_Supplied records:_

──────────

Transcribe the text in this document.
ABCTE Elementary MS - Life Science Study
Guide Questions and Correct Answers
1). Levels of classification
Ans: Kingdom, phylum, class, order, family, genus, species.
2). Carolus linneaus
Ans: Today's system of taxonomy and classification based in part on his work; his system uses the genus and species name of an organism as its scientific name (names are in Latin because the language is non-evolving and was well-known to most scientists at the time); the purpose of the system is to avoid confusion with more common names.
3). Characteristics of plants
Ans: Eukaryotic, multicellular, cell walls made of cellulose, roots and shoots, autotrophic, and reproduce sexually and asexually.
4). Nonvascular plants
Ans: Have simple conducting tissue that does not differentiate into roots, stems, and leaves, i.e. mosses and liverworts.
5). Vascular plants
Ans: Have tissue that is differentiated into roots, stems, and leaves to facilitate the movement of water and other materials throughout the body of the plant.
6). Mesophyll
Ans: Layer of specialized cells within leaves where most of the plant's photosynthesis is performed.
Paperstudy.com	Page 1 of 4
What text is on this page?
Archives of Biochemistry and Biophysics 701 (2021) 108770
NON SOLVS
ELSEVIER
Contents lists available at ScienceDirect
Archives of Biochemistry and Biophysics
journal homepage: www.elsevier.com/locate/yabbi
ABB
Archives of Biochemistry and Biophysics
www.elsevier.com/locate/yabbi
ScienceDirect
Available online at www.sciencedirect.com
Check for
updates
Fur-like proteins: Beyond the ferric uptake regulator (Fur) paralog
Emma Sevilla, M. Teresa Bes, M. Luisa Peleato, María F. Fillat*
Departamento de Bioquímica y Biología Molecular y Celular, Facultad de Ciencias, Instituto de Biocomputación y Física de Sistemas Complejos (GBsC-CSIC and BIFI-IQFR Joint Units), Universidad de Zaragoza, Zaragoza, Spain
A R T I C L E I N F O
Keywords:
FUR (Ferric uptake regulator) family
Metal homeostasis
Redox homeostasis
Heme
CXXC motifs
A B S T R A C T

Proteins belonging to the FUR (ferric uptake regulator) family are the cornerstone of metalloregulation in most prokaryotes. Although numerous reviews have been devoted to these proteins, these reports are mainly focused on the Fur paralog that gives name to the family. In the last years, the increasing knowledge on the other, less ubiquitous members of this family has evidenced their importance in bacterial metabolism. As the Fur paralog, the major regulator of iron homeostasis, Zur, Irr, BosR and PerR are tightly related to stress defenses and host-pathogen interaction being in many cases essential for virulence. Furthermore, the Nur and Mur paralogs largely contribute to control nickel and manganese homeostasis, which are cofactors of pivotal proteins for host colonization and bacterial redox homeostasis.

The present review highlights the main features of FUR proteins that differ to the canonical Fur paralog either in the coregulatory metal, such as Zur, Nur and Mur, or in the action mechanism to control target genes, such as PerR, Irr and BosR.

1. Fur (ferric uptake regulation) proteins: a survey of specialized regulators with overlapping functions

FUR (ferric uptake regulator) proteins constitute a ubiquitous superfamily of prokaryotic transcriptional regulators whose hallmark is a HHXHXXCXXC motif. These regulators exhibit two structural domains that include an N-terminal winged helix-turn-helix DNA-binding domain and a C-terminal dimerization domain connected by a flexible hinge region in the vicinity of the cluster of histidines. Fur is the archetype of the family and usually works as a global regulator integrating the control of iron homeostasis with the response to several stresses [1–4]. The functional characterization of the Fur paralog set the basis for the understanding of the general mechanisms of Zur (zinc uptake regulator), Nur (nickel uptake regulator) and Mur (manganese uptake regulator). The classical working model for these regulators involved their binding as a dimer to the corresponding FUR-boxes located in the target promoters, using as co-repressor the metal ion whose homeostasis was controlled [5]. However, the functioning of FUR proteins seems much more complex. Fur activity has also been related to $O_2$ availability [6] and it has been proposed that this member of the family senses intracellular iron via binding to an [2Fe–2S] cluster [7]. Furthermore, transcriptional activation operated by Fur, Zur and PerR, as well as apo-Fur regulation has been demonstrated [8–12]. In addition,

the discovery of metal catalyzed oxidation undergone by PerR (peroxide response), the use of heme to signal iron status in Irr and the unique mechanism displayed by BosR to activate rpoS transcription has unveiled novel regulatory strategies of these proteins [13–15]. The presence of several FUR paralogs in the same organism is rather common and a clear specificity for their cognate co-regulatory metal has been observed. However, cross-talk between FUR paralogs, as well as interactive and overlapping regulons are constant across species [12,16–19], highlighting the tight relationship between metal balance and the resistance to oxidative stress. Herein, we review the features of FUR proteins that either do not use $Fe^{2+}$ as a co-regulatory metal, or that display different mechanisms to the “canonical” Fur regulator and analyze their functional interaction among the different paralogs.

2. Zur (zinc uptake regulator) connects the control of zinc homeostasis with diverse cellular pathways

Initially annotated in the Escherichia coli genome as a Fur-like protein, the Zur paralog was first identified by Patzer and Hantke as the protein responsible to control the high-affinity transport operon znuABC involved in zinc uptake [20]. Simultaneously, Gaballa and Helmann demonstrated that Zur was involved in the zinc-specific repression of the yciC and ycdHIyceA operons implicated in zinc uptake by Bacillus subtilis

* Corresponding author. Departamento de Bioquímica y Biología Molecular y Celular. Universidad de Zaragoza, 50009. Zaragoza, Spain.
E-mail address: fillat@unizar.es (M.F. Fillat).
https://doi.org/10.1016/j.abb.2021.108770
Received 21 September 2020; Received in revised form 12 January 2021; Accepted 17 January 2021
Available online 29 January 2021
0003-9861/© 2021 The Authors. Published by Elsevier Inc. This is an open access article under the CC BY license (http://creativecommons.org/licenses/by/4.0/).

──────────

_Task details:_
Every line above must be reproduced exactly as it stands.

_Your response:_
Transcribe the text in this document.
ABCTE Elementary MS - Life Science Study
Guide Questions and Correct Answers
1). Levels of classification
Ans: Kingdom, phylum, class, order, family, genus, species.
2). Carolus linneaus
Ans: Today's system of taxonomy and classification based in part on his work; his system uses the genus and species name of an organism as its scientific name (names are in Latin because the language is non-evolving and was well-known to most scientists at the time); the purpose of the system is to avoid confusion with more common names.
3). Characteristics of plants
Ans: Eukaryotic, multicellular, cell walls made of cellulose, roots and shoots, autotrophic, and reproduce sexually and asexually.
4). Nonvascular plants
Ans: Have simple conducting tissue that does not differentiate into roots, stems, and leaves, i.e. mosses and liverworts.
5). Vascular plants
Ans: Have tissue that is differentiated into roots, stems, and leaves to facilitate the movement of water and other materials throughout the body of the plant.
6). Mesophyll
Ans: Layer of specialized cells within leaves where most of the plant's photosynthesis is performed.
Paperstudy.com	Page 1 of 4
What text is on this page?
Archives of Biochemistry and Biophysics 701 (2021) 108770
NON SOLVS
ELSEVIER
Contents lists available at ScienceDirect
Archives of Biochemistry and Biophysics
journal homepage: www.elsevier.com/locate/yabbi
ABB
Archives of Biochemistry and Biophysics
www.elsevier.com/locate/yabbi
ScienceDirect
Available online at www.sciencedirect.com
Check for
updates
Fur-like proteins: Beyond the ferric uptake regulator (Fur) paralog
Emma Sevilla, M. Teresa Bes, M. Luisa Peleato, María F. Fillat*
Departamento de Bioquímica y Biología Molecular y Celular, Facultad de Ciencias, Instituto de Biocomputación y Física de Sistemas Complejos (GBsC-CSIC and BIFI-IQFR Joint Units), Universidad de Zaragoza, Zaragoza, Spain
A R T I C L E I N F O
Keywords:
FUR (Ferric uptake regulator) family
Metal homeostasis
Redox homeostasis
Heme
CXXC motifs
A B S T R A C T

Proteins belonging to the FUR (ferric uptake regulator) family are the cornerstone of metalloregulation in most prokaryotes. Although numerous reviews have been devoted to these proteins, these reports are mainly focused on the Fur paralog that gives name to the family. In the last years, the increasing knowledge on the other, less ubiquitous members of this family has evidenced their importance in bacterial metabolism. As the Fur paralog, the major regulator of iron homeostasis, Zur, Irr, BosR and PerR are tightly related to stress defenses and host-pathogen interaction being in many cases essential for virulence. Furthermore, the Nur and Mur paralogs largely contribute to control nickel and manganese homeostasis, which are cofactors of pivotal proteins for host colonization and bacterial redox homeostasis.

The present review highlights the main features of FUR proteins that differ to the canonical Fur paralog either in the coregulatory metal, such as Zur, Nur and Mur, or in the action mechanism to control target genes, such as PerR, Irr and BosR.

1. Fur (ferric uptake regulation) proteins: a survey of specialized regulators with overlapping functions

FUR (ferric uptake regulator) proteins constitute a ubiquitous superfamily of prokaryotic transcriptional regulators whose hallmark is a HHXHXXCXXC motif. These regulators exhibit two structural domains that include an N-terminal winged helix-turn-helix DNA-binding domain and a C-terminal dimerization domain connected by a flexible hinge region in the vicinity of the cluster of histidines. Fur is the archetype of the family and usually works as a global regulator integrating the control of iron homeostasis with the response to several stresses [1–4]. The functional characterization of the Fur paralog set the basis for the understanding of the general mechanisms of Zur (zinc uptake regulator), Nur (nickel uptake regulator) and Mur (manganese uptake regulator). The classical working model for these regulators involved their binding as a dimer to the corresponding FUR-boxes located in the target promoters, using as co-repressor the metal ion whose homeostasis was controlled [5]. However, the functioning of FUR proteins seems much more complex. Fur activity has also been related to $O_2$ availability [6] and it has been proposed that this member of the family senses intracellular iron via binding to an [2Fe–2S] cluster [7]. Furthermore, transcriptional activation operated by Fur, Zur and PerR, as well as apo-Fur regulation has been demonstrated [8–12]. In addition,

the discovery of metal catalyzed oxidation undergone by PerR (peroxide response), the use of heme to signal iron status in Irr and the unique mechanism displayed by BosR to activate rpoS transcription has unveiled novel regulatory strategies of these proteins [13–15]. The presence of several FUR paralogs in the same organism is rather common and a clear specificity for their cognate co-regulatory metal has been observed. However, cross-talk between FUR paralogs, as well as interactive and overlapping regulons are constant across species [12,16–19], highlighting the tight relationship between metal balance and the resistance to oxidative stress. Herein, we review the features of FUR proteins that either do not use $Fe^{2+}$ as a co-regulatory metal, or that display different mechanisms to the “canonical” Fur regulator and analyze their functional interaction among the different paralogs.

2. Zur (zinc uptake regulator) connects the control of zinc homeostasis with diverse cellular pathways

Initially annotated in the Escherichia coli genome as a Fur-like protein, the Zur paralog was first identified by Patzer and Hantke as the protein responsible to control the high-affinity transport operon znuABC involved in zinc uptake [20]. Simultaneously, Gaballa and Helmann demonstrated that Zur was involved in the zinc-specific repression of the yciC and ycdHIyceA operons implicated in zinc uptake by Bacillus subtilis

* Corresponding author. Departamento de Bioquímica y Biología Molecular y Celular. Universidad de Zaragoza, 50009. Zaragoza, Spain.
E-mail address: fillat@unizar.es (M.F. Fillat).
https://doi.org/10.1016/j.abb.2021.108770
Received 21 September 2020; Received in revised form 12 January 2021; Accepted 17 January 2021
Available online 29 January 2021
0003-9861/© 2021 The Authors. Published by Elsevier Inc. This is an open access article under the CC BY license (http://creativecommons.org/licenses/by/4.0/).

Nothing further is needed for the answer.